**Task requirements**
Collect every line below that contains the word "Кабінету".

**Data provided**
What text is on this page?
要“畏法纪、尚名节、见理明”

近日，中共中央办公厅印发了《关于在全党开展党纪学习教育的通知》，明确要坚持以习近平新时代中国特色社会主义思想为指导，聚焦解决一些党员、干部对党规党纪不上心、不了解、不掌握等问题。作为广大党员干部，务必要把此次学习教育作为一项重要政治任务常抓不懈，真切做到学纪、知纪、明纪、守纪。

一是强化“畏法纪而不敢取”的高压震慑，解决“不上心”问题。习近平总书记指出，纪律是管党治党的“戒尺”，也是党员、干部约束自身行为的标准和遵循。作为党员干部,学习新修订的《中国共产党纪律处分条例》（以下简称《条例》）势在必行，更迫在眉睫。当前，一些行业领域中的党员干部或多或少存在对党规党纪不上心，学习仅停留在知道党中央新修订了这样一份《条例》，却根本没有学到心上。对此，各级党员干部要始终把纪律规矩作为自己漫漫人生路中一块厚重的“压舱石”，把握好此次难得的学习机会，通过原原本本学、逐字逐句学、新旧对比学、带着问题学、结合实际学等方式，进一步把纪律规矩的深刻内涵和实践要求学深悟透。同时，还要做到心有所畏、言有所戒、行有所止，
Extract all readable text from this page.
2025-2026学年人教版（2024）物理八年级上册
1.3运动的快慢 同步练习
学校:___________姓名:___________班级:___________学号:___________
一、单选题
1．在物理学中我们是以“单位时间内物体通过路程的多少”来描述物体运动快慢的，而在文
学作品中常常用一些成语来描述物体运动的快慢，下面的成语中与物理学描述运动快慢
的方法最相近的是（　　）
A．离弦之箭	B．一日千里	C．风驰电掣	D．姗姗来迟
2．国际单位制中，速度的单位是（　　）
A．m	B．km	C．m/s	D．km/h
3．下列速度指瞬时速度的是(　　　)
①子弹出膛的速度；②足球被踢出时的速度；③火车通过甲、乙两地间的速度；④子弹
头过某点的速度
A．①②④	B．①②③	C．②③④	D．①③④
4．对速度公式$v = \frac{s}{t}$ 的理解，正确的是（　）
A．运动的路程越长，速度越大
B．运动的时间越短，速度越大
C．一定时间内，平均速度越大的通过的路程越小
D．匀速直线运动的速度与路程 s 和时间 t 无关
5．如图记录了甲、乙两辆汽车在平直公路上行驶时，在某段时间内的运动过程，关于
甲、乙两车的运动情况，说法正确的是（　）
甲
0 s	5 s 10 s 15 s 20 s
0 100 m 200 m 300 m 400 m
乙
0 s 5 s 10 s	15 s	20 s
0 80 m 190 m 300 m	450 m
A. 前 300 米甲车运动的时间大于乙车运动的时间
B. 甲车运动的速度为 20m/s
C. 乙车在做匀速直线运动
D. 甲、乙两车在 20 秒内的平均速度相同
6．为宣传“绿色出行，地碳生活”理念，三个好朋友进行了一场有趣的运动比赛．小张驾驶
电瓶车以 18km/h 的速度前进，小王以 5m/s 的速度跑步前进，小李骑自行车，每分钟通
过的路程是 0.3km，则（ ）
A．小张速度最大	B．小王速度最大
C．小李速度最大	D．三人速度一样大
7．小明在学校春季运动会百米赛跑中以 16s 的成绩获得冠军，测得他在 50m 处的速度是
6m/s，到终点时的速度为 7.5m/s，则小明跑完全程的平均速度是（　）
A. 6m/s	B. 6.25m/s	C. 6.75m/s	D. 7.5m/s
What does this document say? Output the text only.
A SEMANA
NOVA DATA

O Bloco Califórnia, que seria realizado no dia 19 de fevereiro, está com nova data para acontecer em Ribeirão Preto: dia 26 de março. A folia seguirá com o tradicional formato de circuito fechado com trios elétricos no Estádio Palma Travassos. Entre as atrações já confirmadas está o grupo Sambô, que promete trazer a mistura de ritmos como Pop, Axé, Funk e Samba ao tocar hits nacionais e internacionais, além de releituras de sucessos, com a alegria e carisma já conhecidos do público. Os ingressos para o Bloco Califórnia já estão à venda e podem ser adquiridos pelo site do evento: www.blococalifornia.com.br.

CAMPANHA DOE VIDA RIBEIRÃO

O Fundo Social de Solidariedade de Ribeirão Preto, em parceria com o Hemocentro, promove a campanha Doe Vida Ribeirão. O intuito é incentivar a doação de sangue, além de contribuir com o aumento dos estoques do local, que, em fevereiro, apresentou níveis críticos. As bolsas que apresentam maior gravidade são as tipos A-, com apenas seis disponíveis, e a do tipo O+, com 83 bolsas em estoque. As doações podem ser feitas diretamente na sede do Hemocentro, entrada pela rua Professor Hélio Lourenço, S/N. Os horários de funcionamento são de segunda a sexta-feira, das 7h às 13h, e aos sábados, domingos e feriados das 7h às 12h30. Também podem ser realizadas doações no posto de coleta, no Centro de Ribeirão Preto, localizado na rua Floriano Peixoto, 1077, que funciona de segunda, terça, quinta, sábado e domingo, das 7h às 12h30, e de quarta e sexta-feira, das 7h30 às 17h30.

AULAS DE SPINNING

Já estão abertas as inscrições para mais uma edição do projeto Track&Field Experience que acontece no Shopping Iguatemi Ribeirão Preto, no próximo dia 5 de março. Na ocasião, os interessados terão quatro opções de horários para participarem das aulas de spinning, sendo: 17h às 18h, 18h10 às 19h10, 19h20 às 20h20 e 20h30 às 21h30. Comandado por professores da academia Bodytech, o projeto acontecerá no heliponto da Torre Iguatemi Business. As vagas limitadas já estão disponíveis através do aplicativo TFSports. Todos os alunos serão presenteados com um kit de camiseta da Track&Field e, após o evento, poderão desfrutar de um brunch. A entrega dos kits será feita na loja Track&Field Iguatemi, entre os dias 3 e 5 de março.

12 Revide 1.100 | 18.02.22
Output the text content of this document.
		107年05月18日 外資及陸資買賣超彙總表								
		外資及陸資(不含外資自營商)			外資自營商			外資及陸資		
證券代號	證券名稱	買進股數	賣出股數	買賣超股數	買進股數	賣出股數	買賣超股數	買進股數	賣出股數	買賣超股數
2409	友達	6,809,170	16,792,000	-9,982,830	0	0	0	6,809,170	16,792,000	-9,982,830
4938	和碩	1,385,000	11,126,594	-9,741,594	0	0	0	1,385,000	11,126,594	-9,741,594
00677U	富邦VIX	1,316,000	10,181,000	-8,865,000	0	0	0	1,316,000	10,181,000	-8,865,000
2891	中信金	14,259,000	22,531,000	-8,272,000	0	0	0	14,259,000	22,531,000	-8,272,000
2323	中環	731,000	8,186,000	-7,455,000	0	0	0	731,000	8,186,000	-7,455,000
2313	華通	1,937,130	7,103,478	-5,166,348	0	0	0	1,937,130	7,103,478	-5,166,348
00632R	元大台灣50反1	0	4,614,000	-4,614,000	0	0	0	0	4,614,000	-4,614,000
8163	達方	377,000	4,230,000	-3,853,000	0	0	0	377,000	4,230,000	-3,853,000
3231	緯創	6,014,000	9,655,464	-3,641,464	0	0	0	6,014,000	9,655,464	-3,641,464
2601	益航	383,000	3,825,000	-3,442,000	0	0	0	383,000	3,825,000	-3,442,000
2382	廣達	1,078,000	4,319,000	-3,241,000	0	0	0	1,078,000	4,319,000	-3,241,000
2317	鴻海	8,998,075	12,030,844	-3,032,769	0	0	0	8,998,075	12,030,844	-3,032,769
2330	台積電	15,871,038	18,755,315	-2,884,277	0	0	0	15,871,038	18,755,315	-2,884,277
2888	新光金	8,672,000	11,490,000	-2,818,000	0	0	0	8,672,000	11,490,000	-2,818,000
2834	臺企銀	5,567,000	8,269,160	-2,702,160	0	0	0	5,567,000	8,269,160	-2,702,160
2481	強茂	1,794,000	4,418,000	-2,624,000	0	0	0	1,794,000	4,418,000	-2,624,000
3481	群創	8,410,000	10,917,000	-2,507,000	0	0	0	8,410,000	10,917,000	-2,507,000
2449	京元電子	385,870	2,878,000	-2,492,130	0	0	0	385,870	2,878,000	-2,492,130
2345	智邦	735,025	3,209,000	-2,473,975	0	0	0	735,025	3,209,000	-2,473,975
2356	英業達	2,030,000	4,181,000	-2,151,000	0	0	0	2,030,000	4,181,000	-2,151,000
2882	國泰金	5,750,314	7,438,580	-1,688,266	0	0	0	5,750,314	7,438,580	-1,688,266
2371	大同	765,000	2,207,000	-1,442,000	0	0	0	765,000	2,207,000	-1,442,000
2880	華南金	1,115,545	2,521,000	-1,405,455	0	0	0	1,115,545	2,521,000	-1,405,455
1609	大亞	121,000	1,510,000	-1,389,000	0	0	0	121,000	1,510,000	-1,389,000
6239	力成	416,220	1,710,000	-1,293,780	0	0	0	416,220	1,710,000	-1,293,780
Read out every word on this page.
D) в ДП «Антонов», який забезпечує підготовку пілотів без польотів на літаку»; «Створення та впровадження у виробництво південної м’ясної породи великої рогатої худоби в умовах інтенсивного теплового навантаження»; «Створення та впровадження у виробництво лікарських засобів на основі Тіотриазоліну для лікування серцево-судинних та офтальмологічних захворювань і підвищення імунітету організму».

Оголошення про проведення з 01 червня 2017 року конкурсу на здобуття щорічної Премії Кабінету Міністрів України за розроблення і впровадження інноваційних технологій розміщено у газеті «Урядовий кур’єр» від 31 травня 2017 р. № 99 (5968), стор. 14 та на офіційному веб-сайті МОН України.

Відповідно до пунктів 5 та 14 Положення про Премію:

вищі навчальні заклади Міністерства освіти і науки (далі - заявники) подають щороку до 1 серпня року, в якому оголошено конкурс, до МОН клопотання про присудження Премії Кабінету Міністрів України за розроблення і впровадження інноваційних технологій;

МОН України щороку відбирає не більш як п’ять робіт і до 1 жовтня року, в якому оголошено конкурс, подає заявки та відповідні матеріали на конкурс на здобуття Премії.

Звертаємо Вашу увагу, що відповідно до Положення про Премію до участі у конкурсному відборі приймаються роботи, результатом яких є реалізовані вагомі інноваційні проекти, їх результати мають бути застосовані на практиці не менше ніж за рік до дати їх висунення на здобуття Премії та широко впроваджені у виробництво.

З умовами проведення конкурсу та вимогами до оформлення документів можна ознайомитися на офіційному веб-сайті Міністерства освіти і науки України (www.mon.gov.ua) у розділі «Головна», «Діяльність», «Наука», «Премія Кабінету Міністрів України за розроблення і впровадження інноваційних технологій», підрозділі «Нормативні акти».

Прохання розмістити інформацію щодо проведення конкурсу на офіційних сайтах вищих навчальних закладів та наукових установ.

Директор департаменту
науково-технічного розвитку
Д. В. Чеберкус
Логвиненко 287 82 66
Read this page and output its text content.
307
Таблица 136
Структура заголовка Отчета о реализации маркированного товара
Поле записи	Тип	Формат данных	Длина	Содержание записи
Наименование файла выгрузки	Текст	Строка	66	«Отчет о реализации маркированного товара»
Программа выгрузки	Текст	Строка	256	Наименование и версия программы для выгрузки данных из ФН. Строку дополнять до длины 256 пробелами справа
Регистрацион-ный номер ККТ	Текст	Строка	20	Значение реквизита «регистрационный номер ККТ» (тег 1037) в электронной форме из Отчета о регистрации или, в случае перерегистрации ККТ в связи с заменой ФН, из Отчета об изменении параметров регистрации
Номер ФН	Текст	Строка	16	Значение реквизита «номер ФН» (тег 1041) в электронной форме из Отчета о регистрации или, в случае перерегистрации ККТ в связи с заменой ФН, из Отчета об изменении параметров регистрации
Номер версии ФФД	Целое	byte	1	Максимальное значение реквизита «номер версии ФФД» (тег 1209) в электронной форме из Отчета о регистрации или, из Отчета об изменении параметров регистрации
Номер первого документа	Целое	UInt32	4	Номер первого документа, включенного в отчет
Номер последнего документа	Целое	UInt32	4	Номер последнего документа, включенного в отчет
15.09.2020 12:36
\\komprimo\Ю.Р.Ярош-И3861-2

**Solution**
Оголошення про проведення з 01 червня 2017 року конкурсу на здобуття щорічної Премії Кабінету Міністрів України за розроблення і впровадження інноваційних технологій розміщено у газеті «Урядовий кур’єр» від 31 травня 2017 р. № 99 (5968), стор. 14 та на офіційному веб-сайті МОН України.
вищі навчальні заклади Міністерства освіти і науки (далі - заявники) подають щороку до 1 серпня року, в якому оголошено конкурс, до МОН клопотання про присудження Премії Кабінету Міністрів України за розроблення і впровадження інноваційних технологій;
З умовами проведення конкурсу та вимогами до оформлення документів можна ознайомитися на офіційному веб-сайті Міністерства освіти і науки України (www.mon.gov.ua) у розділі «Головна», «Діяльність», «Наука», «Премія Кабінету Міністрів України за розроблення і впровадження інноваційних технологій», підрозділі «Нормативні акти».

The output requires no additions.